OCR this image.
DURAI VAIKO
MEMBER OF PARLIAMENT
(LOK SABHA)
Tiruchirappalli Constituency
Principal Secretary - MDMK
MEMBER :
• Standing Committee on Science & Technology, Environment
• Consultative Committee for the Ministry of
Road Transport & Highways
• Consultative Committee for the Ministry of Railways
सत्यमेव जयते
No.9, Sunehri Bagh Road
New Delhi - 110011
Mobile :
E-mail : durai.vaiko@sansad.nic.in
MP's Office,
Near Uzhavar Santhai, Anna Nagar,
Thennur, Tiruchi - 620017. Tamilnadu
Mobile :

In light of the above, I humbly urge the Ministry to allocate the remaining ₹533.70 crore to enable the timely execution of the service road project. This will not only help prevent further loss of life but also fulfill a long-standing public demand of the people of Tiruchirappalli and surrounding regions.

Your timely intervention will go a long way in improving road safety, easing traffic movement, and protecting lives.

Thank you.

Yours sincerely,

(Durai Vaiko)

** Description of the task **
Find how many lines in the listing contain the word "Tiruchirappalli" and give that count alone.

** Full response **
2